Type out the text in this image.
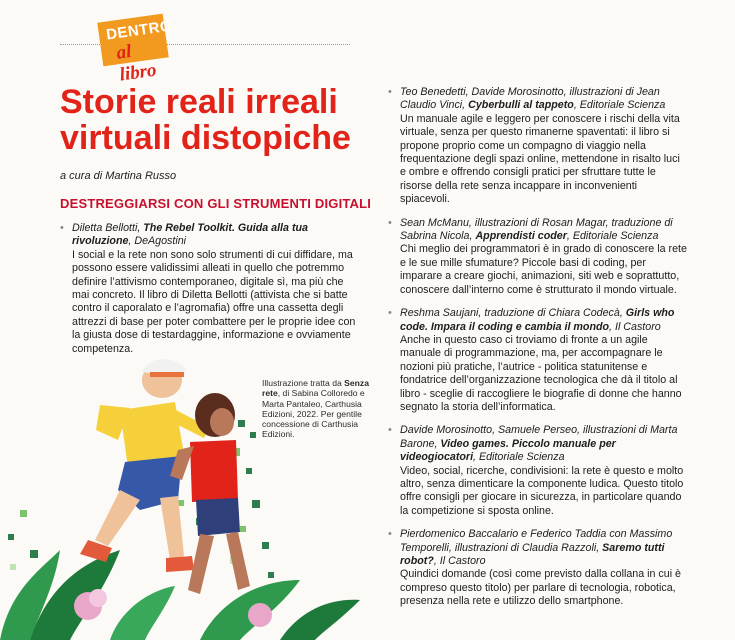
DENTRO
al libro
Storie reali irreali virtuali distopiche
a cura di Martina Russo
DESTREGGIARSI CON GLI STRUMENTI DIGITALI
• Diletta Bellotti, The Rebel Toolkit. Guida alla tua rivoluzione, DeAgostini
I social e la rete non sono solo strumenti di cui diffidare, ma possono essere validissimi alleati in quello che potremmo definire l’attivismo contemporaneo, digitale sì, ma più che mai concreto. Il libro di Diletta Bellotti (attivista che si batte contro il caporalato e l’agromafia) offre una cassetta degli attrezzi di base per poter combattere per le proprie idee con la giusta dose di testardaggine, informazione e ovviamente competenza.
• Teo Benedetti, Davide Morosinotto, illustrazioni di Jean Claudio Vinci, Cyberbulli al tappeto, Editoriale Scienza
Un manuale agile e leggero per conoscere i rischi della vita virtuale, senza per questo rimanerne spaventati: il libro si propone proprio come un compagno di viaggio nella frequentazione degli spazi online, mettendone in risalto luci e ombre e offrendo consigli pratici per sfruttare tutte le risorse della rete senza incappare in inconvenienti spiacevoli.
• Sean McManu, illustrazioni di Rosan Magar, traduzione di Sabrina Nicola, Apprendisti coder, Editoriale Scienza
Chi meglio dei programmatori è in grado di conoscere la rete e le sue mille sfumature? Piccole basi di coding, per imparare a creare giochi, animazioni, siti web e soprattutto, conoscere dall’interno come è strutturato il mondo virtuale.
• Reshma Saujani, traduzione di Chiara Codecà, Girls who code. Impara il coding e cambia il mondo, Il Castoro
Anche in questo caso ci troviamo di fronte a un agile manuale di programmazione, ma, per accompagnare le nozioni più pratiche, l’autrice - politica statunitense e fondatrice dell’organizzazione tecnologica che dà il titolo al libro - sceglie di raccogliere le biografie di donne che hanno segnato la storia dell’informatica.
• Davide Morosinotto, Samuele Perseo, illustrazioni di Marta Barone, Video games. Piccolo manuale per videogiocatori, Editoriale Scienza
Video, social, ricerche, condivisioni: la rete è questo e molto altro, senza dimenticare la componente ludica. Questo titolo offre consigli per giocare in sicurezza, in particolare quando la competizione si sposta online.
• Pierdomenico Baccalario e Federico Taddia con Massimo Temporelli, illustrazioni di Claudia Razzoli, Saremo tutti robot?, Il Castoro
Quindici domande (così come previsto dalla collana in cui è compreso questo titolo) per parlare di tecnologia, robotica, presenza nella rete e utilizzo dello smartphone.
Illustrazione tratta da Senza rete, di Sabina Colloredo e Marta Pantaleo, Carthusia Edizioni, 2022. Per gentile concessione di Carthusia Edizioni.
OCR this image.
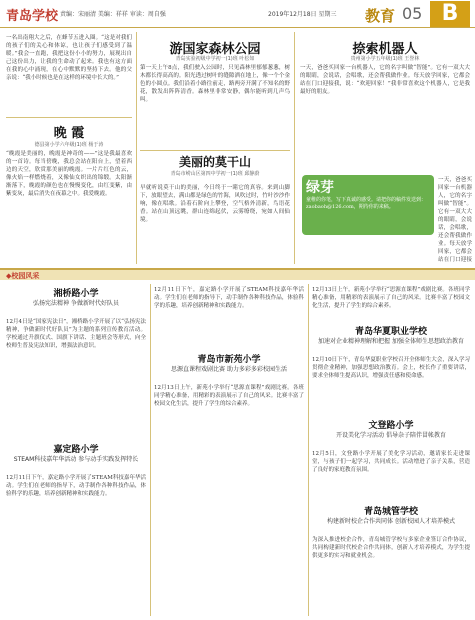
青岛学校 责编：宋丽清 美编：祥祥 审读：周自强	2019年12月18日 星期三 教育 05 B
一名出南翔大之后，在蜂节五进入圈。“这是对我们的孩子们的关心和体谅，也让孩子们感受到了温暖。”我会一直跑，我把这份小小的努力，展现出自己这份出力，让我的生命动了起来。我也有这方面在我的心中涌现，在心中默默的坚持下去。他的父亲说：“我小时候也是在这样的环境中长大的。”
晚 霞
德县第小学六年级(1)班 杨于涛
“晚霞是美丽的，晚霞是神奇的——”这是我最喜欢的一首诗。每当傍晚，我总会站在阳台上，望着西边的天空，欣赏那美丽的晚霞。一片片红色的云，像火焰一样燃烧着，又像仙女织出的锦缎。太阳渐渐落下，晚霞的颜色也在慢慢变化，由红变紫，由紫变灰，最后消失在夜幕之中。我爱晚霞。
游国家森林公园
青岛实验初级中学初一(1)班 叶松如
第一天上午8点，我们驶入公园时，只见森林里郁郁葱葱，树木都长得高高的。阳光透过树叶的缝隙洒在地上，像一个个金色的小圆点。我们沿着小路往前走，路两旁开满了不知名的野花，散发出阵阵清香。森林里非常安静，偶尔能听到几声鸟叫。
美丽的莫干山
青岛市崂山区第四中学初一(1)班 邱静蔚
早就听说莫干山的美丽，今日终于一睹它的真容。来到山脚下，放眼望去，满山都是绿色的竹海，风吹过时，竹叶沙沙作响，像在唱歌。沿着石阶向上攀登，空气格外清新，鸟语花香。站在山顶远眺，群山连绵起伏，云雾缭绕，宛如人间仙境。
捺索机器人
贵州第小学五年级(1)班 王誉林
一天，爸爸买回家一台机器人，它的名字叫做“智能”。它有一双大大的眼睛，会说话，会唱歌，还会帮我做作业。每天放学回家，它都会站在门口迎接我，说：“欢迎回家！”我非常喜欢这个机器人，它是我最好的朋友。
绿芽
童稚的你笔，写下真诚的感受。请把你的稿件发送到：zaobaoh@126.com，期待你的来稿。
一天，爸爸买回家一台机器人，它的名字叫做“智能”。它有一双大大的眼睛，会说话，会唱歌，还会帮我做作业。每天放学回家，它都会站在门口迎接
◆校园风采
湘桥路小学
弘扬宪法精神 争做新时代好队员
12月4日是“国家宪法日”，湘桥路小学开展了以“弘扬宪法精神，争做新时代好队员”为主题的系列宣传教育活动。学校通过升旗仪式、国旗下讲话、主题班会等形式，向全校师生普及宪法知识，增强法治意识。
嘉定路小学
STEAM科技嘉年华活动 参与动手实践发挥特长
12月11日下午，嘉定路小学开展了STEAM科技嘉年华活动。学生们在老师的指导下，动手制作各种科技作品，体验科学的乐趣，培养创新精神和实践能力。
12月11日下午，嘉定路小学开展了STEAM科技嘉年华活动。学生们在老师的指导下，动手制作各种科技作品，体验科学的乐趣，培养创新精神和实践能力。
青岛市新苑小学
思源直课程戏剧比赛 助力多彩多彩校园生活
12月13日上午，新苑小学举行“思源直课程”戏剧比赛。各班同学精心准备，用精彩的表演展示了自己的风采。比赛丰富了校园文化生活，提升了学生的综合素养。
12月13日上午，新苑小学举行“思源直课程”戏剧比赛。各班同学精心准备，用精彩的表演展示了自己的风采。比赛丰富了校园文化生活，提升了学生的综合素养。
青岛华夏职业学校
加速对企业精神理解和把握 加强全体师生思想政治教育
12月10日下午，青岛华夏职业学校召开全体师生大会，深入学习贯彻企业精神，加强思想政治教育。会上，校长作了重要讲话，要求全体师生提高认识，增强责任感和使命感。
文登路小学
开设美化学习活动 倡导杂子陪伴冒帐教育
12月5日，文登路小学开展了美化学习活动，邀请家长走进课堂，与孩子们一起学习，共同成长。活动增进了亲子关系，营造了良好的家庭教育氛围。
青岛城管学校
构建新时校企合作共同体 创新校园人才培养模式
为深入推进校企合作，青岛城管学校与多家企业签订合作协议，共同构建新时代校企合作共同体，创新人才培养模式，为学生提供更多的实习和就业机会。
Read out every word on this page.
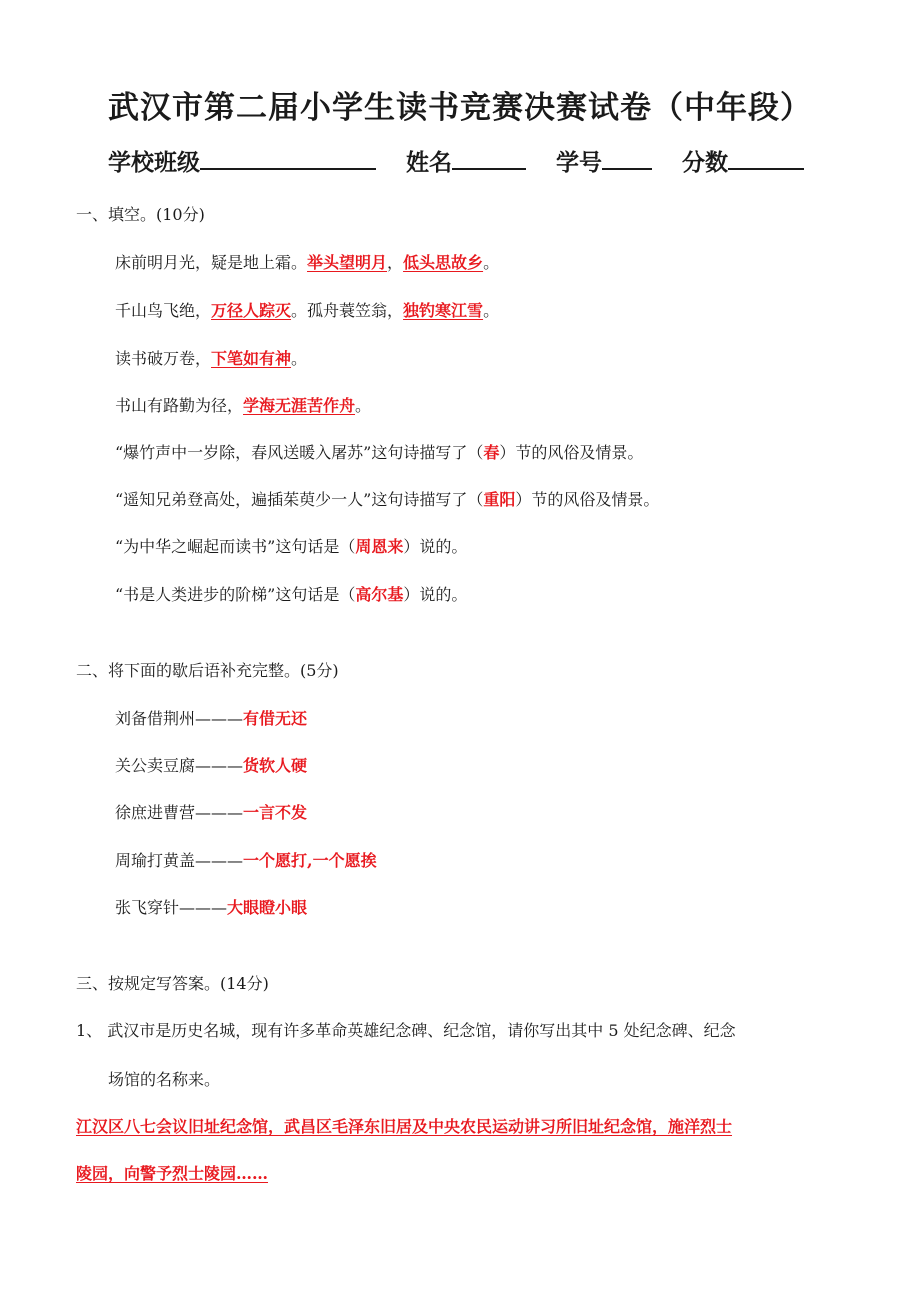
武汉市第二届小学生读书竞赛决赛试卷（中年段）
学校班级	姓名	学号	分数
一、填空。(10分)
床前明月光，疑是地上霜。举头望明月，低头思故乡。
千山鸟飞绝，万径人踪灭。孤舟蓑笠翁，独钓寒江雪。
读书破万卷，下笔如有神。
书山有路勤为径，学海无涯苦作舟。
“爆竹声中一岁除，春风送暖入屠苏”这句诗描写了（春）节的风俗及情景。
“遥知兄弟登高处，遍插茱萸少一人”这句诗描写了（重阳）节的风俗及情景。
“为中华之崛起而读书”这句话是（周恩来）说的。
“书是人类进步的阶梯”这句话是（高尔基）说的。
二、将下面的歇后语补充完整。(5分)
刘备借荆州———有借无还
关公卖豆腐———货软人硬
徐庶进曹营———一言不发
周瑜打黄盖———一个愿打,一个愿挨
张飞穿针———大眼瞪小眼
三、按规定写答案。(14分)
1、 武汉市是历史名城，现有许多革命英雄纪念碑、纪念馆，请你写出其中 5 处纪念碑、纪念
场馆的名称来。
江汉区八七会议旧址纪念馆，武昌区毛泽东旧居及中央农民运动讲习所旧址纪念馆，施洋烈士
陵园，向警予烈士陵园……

==

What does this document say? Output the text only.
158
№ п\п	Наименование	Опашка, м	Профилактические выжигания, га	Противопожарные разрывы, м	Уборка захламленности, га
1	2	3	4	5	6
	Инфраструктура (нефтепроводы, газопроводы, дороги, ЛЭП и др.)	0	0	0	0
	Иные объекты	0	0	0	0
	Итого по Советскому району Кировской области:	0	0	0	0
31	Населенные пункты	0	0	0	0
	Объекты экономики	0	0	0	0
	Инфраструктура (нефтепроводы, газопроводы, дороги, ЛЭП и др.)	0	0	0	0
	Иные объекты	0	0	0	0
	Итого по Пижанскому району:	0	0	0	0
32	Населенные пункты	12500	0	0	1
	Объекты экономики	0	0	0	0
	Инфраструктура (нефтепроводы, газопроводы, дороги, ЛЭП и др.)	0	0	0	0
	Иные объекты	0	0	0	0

==

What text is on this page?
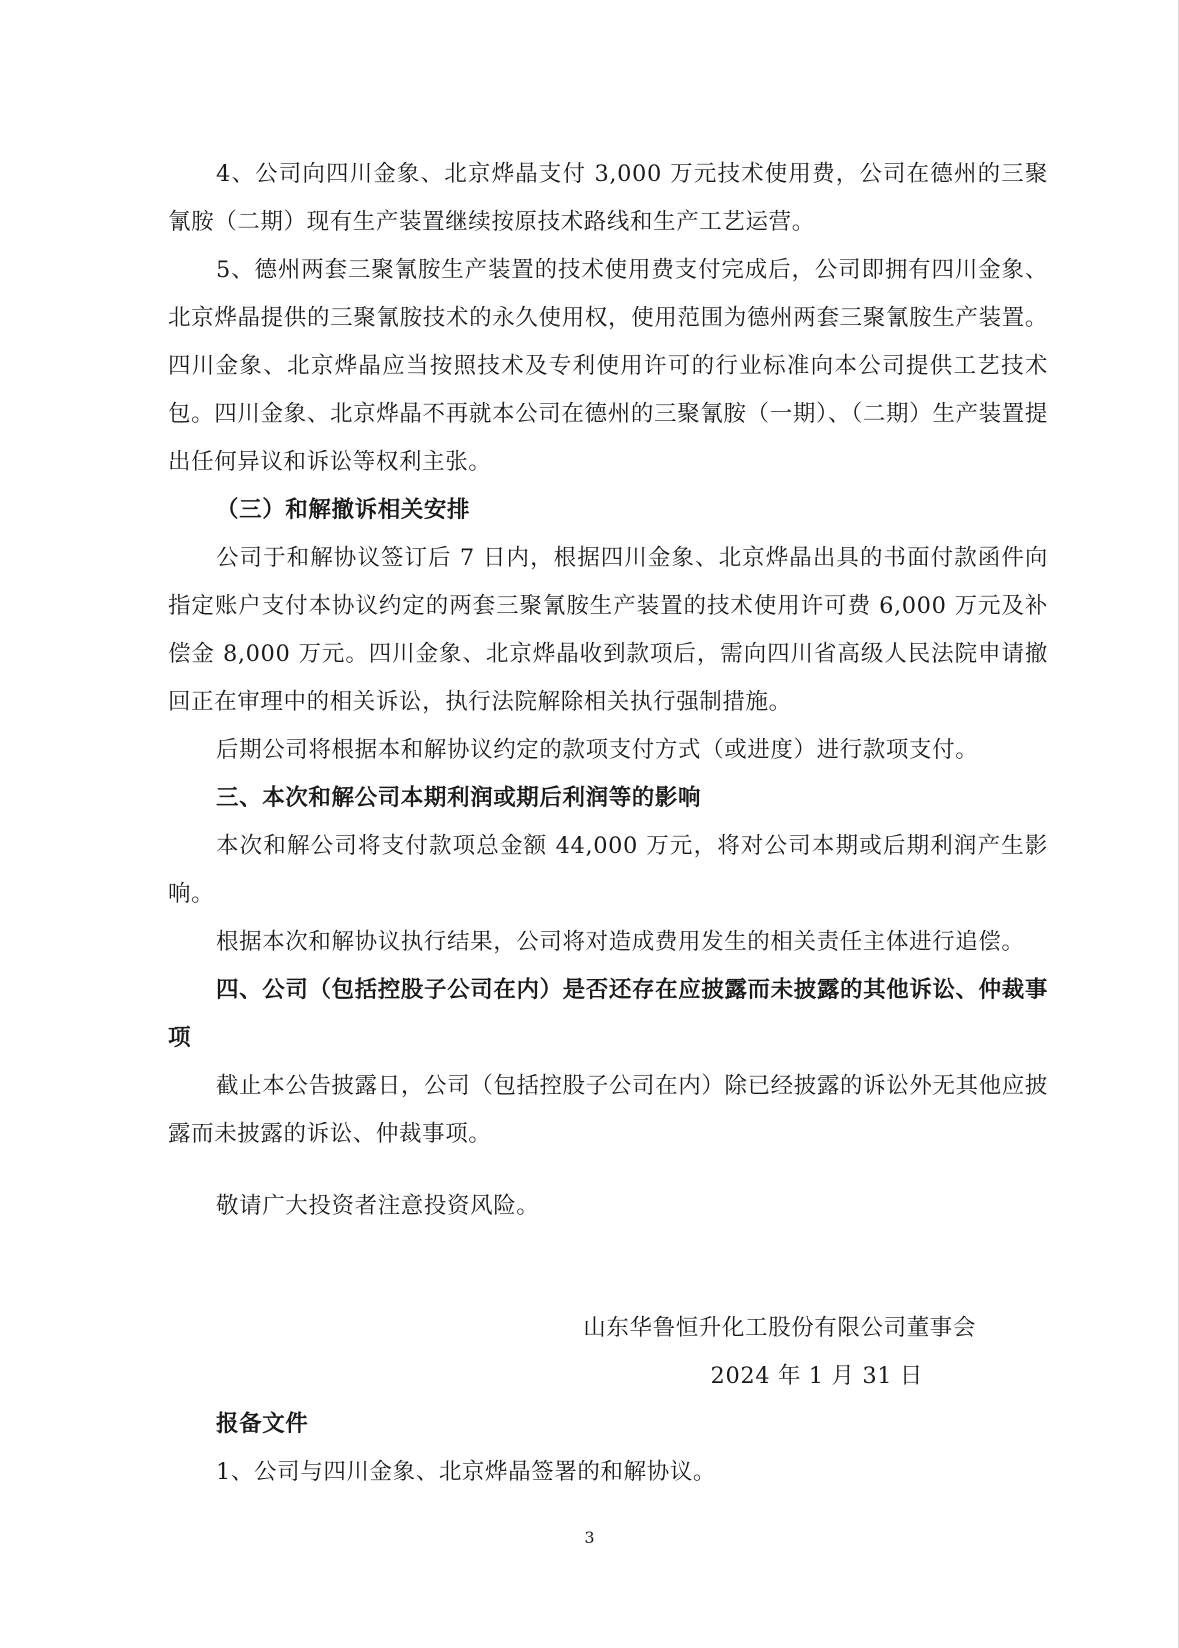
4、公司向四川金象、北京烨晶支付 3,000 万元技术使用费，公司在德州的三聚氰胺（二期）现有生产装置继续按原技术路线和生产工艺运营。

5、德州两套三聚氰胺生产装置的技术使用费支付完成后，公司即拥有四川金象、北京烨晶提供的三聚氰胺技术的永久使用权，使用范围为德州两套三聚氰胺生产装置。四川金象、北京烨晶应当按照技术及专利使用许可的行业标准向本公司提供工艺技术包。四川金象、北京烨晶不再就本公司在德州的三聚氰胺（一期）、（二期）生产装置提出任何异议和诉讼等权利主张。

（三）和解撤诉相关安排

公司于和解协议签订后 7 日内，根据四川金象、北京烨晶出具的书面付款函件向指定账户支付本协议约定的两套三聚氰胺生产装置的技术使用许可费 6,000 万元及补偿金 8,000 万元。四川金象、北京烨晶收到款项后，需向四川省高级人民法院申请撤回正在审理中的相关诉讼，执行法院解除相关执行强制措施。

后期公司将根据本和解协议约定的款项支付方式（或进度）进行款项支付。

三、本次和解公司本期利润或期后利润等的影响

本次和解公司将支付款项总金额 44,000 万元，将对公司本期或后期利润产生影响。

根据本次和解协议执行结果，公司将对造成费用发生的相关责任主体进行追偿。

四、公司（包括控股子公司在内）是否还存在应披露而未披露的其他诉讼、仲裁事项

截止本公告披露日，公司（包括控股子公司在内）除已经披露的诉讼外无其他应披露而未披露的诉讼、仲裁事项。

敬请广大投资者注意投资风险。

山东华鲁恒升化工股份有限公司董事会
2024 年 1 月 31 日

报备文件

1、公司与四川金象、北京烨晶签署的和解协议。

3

#### Your instructions:
Above are lines of data; state how many of them contain the word "району", with no other output.

#### Complete answer:
2